Excerpt from a dataset
▶

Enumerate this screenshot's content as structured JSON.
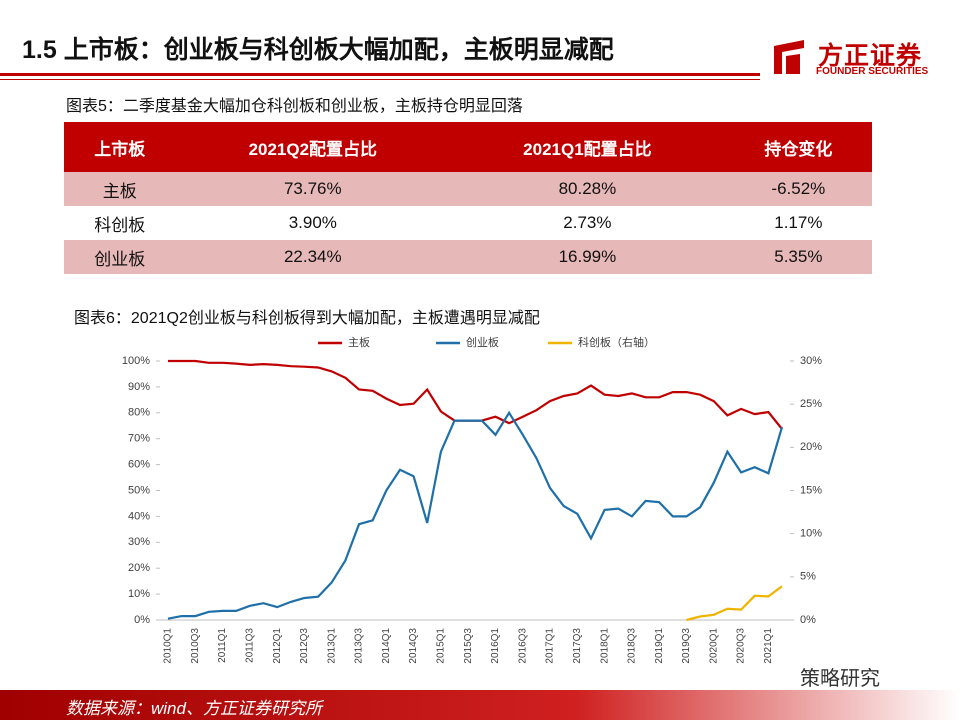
{
  "header": {
    "title": "1.5 上市板：创业板与科创板大幅加配，主板明显减配",
    "logo_cn": "方正证券",
    "logo_en": "FOUNDER SECURITIES"
  },
  "table_caption": "图表5：二季度基金大幅加仓科创板和创业板，主板持仓明显回落",
  "table": {
    "columns": [
      "上市板",
      "2021Q2配置占比",
      "2021Q1配置占比",
      "持仓变化"
    ],
    "rows": [
      [
        "主板",
        "73.76%",
        "80.28%",
        "-6.52%"
      ],
      [
        "科创板",
        "3.90%",
        "2.73%",
        "1.17%"
      ],
      [
        "创业板",
        "22.34%",
        "16.99%",
        "5.35%"
      ]
    ]
  },
  "chart_caption": "图表6：2021Q2创业板与科创板得到大幅加配，主板遭遇明显减配",
  "chart_data": {
    "type": "line",
    "categories": [
      "2010Q1",
      null,
      "2010Q3",
      null,
      "2011Q1",
      null,
      "2011Q3",
      null,
      "2012Q1",
      null,
      "2012Q3",
      null,
      "2013Q1",
      null,
      "2013Q3",
      null,
      "2014Q1",
      null,
      "2014Q3",
      null,
      "2015Q1",
      null,
      "2015Q3",
      null,
      "2016Q1",
      null,
      "2016Q3",
      null,
      "2017Q1",
      null,
      "2017Q3",
      null,
      "2018Q1",
      null,
      "2018Q3",
      null,
      "2019Q1",
      null,
      "2019Q3",
      null,
      "2020Q1",
      null,
      "2020Q3",
      null,
      "2021Q1",
      null
    ],
    "series": [
      {
        "name": "主板",
        "color": "#c00000",
        "axis": "y",
        "values": [
          100,
          100,
          100,
          99.3,
          99.3,
          99,
          98.5,
          98.8,
          98.5,
          98,
          97.8,
          97.5,
          96,
          93.5,
          89,
          88.5,
          85.5,
          83,
          83.5,
          89,
          80.5,
          77,
          77,
          77,
          78.5,
          76,
          78.5,
          81,
          84.5,
          86.5,
          87.5,
          90.5,
          87,
          86.5,
          87.5,
          86,
          86,
          88,
          88,
          87,
          84.5,
          79,
          81.5,
          79.5,
          80.28,
          73.76
        ]
      },
      {
        "name": "创业板",
        "color": "#1f6fa8",
        "axis": "y2",
        "values": [
          0.15,
          0.45,
          0.45,
          0.95,
          1.05,
          1.05,
          1.65,
          1.95,
          1.5,
          2.1,
          2.55,
          2.7,
          4.35,
          6.9,
          11.1,
          11.55,
          15,
          17.4,
          16.65,
          11.25,
          19.5,
          23.1,
          23.1,
          23.1,
          21.45,
          24,
          21.45,
          18.75,
          15.3,
          13.2,
          12.3,
          9.45,
          12.75,
          12.9,
          12,
          13.8,
          13.65,
          12,
          12,
          13.05,
          15.9,
          19.5,
          17.1,
          17.7,
          16.99,
          22.34
        ]
      },
      {
        "name": "科创板（右轴）",
        "color": "#f0b400",
        "axis": "y2",
        "values": [
          null,
          null,
          null,
          null,
          null,
          null,
          null,
          null,
          null,
          null,
          null,
          null,
          null,
          null,
          null,
          null,
          null,
          null,
          null,
          null,
          null,
          null,
          null,
          null,
          null,
          null,
          null,
          null,
          null,
          null,
          null,
          null,
          null,
          null,
          null,
          null,
          null,
          null,
          0,
          0.4,
          0.6,
          1.3,
          1.2,
          2.8,
          2.73,
          3.9
        ]
      }
    ],
    "ylim": [
      0,
      100
    ],
    "yticks": [
      {
        "value": 0,
        "label": "0%"
      },
      {
        "value": 10,
        "label": "10%"
      },
      {
        "value": 20,
        "label": "20%"
      },
      {
        "value": 30,
        "label": "30%"
      },
      {
        "value": 40,
        "label": "40%"
      },
      {
        "value": 50,
        "label": "50%"
      },
      {
        "value": 60,
        "label": "60%"
      },
      {
        "value": 70,
        "label": "70%"
      },
      {
        "value": 80,
        "label": "80%"
      },
      {
        "value": 90,
        "label": "90%"
      },
      {
        "value": 100,
        "label": "100%"
      }
    ],
    "y2lim": [
      0,
      30
    ],
    "y2ticks": [
      {
        "value": 0,
        "label": "0%"
      },
      {
        "value": 5,
        "label": "5%"
      },
      {
        "value": 10,
        "label": "10%"
      },
      {
        "value": 15,
        "label": "15%"
      },
      {
        "value": 20,
        "label": "20%"
      },
      {
        "value": 25,
        "label": "25%"
      },
      {
        "value": 30,
        "label": "30%"
      }
    ]
  },
  "footer": {
    "source": "数据来源：wind、方正证券研究所",
    "watermark": "策略研究"
  }
}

◀

Each line of the data is to be duplicated exactly; pictures stay out of the copy.

Enumerate this screenshot's content as structured JSON.
{
  "header": {
    "title": "1.5 上市板：创业板与科创板大幅加配，主板明显减配",
    "logo_cn": "方正证券",
    "logo_en": "FOUNDER SECURITIES"
  },
  "table_caption": "图表5：二季度基金大幅加仓科创板和创业板，主板持仓明显回落",
  "table": {
    "columns": [
      "上市板",
      "2021Q2配置占比",
      "2021Q1配置占比",
      "持仓变化"
    ],
    "rows": [
      [
        "主板",
        "73.76%",
        "80.28%",
        "-6.52%"
      ],
      [
        "科创板",
        "3.90%",
        "2.73%",
        "1.17%"
      ],
      [
        "创业板",
        "22.34%",
        "16.99%",
        "5.35%"
      ]
    ]
  },
  "chart_caption": "图表6：2021Q2创业板与科创板得到大幅加配，主板遭遇明显减配",
  "chart_data": {
    "type": "line",
    "categories": [
      "2010Q1",
      null,
      "2010Q3",
      null,
      "2011Q1",
      null,
      "2011Q3",
      null,
      "2012Q1",
      null,
      "2012Q3",
      null,
      "2013Q1",
      null,
      "2013Q3",
      null,
      "2014Q1",
      null,
      "2014Q3",
      null,
      "2015Q1",
      null,
      "2015Q3",
      null,
      "2016Q1",
      null,
      "2016Q3",
      null,
      "2017Q1",
      null,
      "2017Q3",
      null,
      "2018Q1",
      null,
      "2018Q3",
      null,
      "2019Q1",
      null,
      "2019Q3",
      null,
      "2020Q1",
      null,
      "2020Q3",
      null,
      "2021Q1",
      null
    ],
    "series": [
      {
        "name": "主板",
        "color": "#c00000",
        "axis": "y",
        "values": [
          100,
          100,
          100,
          99.3,
          99.3,
          99,
          98.5,
          98.8,
          98.5,
          98,
          97.8,
          97.5,
          96,
          93.5,
          89,
          88.5,
          85.5,
          83,
          83.5,
          89,
          80.5,
          77,
          77,
          77,
          78.5,
          76,
          78.5,
          81,
          84.5,
          86.5,
          87.5,
          90.5,
          87,
          86.5,
          87.5,
          86,
          86,
          88,
          88,
          87,
          84.5,
          79,
          81.5,
          79.5,
          80.28,
          73.76
        ]
      },
      {
        "name": "创业板",
        "color": "#1f6fa8",
        "axis": "y2",
        "values": [
          0.15,
          0.45,
          0.45,
          0.95,
          1.05,
          1.05,
          1.65,
          1.95,
          1.5,
          2.1,
          2.55,
          2.7,
          4.35,
          6.9,
          11.1,
          11.55,
          15,
          17.4,
          16.65,
          11.25,
          19.5,
          23.1,
          23.1,
          23.1,
          21.45,
          24,
          21.45,
          18.75,
          15.3,
          13.2,
          12.3,
          9.45,
          12.75,
          12.9,
          12,
          13.8,
          13.65,
          12,
          12,
          13.05,
          15.9,
          19.5,
          17.1,
          17.7,
          16.99,
          22.34
        ]
      },
      {
        "name": "科创板（右轴）",
        "color": "#f0b400",
        "axis": "y2",
        "values": [
          null,
          null,
          null,
          null,
          null,
          null,
          null,
          null,
          null,
          null,
          null,
          null,
          null,
          null,
          null,
          null,
          null,
          null,
          null,
          null,
          null,
          null,
          null,
          null,
          null,
          null,
          null,
          null,
          null,
          null,
          null,
          null,
          null,
          null,
          null,
          null,
          null,
          null,
          0,
          0.4,
          0.6,
          1.3,
          1.2,
          2.8,
          2.73,
          3.9
        ]
      }
    ],
    "ylim": [
      0,
      100
    ],
    "yticks": [
      {
        "value": 0,
        "label": "0%"
      },
      {
        "value": 10,
        "label": "10%"
      },
      {
        "value": 20,
        "label": "20%"
      },
      {
        "value": 30,
        "label": "30%"
      },
      {
        "value": 40,
        "label": "40%"
      },
      {
        "value": 50,
        "label": "50%"
      },
      {
        "value": 60,
        "label": "60%"
      },
      {
        "value": 70,
        "label": "70%"
      },
      {
        "value": 80,
        "label": "80%"
      },
      {
        "value": 90,
        "label": "90%"
      },
      {
        "value": 100,
        "label": "100%"
      }
    ],
    "y2lim": [
      0,
      30
    ],
    "y2ticks": [
      {
        "value": 0,
        "label": "0%"
      },
      {
        "value": 5,
        "label": "5%"
      },
      {
        "value": 10,
        "label": "10%"
      },
      {
        "value": 15,
        "label": "15%"
      },
      {
        "value": 20,
        "label": "20%"
      },
      {
        "value": 25,
        "label": "25%"
      },
      {
        "value": 30,
        "label": "30%"
      }
    ]
  },
  "footer": {
    "source": "数据来源：wind、方正证券研究所",
    "watermark": "策略研究"
  }
}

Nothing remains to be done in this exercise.